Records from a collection
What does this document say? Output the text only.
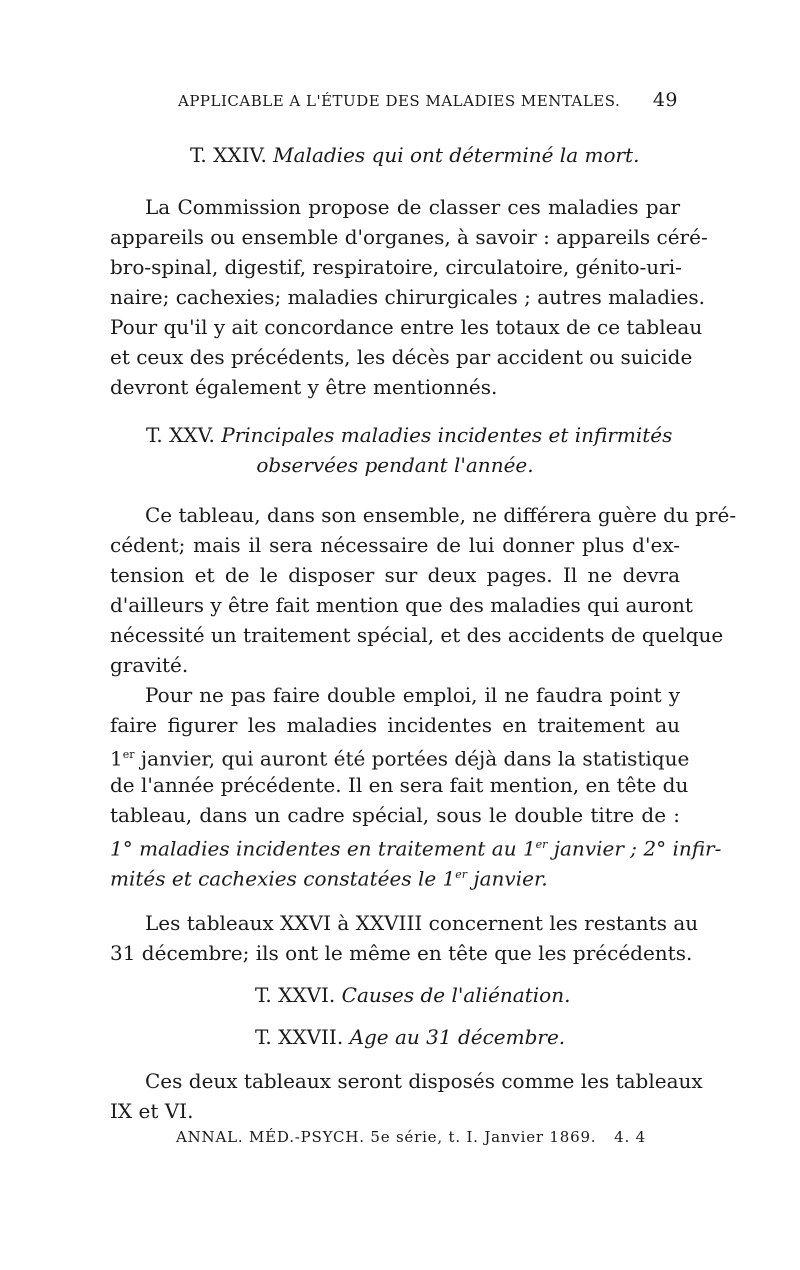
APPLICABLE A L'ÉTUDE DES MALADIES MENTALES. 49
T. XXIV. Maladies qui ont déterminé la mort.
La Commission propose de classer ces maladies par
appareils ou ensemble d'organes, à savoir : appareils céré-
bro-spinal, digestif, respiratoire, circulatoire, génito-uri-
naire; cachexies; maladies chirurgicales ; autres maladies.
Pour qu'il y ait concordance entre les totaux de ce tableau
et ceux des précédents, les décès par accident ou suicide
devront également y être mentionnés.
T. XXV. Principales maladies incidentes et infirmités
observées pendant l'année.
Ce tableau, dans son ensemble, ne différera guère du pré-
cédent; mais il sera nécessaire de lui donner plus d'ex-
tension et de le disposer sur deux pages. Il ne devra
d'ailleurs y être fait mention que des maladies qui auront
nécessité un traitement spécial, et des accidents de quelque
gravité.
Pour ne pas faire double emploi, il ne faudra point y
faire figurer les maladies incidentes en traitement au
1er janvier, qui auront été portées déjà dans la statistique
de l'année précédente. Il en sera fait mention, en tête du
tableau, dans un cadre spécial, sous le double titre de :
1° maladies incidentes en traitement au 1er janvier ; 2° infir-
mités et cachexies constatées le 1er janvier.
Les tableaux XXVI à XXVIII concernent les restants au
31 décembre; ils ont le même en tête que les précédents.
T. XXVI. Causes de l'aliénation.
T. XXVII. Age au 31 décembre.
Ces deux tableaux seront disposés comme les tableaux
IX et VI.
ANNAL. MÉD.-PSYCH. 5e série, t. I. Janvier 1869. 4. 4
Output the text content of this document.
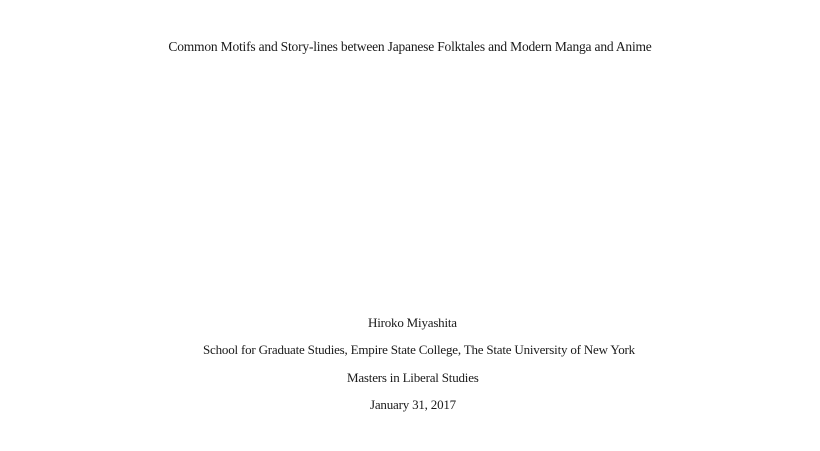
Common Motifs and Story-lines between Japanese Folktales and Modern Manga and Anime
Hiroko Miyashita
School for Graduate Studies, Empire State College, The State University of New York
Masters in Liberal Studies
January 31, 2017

...

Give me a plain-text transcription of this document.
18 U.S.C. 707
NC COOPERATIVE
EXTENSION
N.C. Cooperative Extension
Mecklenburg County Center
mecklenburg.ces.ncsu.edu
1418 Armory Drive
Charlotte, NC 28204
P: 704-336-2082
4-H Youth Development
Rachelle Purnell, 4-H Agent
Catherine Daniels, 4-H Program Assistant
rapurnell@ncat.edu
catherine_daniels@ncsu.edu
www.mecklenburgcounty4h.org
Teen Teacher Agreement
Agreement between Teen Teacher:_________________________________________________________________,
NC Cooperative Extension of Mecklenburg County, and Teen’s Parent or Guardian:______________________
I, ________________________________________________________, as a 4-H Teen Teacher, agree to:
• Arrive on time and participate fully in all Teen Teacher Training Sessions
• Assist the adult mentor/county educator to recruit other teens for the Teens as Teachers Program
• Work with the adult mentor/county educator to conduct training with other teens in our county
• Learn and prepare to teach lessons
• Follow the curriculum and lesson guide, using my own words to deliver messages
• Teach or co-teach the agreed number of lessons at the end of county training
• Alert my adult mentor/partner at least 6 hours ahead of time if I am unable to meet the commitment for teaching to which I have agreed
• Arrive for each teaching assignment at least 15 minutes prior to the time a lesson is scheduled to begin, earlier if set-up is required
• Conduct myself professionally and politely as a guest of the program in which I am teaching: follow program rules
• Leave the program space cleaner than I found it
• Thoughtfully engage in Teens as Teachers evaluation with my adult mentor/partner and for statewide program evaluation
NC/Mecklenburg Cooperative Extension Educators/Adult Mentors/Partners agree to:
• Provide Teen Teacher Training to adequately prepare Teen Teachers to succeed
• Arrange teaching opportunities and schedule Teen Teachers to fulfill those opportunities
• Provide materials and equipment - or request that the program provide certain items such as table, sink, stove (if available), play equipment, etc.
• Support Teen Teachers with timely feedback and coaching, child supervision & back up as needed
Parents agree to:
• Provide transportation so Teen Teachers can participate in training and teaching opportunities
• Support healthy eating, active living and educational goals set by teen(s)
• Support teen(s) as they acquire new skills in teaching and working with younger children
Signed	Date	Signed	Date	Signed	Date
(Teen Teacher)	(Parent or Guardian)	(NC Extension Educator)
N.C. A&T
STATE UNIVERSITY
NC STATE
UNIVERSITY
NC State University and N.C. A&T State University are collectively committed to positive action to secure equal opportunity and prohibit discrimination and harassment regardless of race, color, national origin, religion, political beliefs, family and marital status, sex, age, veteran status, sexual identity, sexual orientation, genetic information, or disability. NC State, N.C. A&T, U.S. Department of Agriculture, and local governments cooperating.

Exercise requirements: Copy each line that contains the word "Provide".

Solution for this task:
• Provide Teen Teacher Training to adequately prepare Teen Teachers to succeed
• Provide materials and equipment - or request that the program provide certain items such as table, sink, stove (if available), play equipment, etc.
• Provide transportation so Teen Teachers can participate in training and teaching opportunities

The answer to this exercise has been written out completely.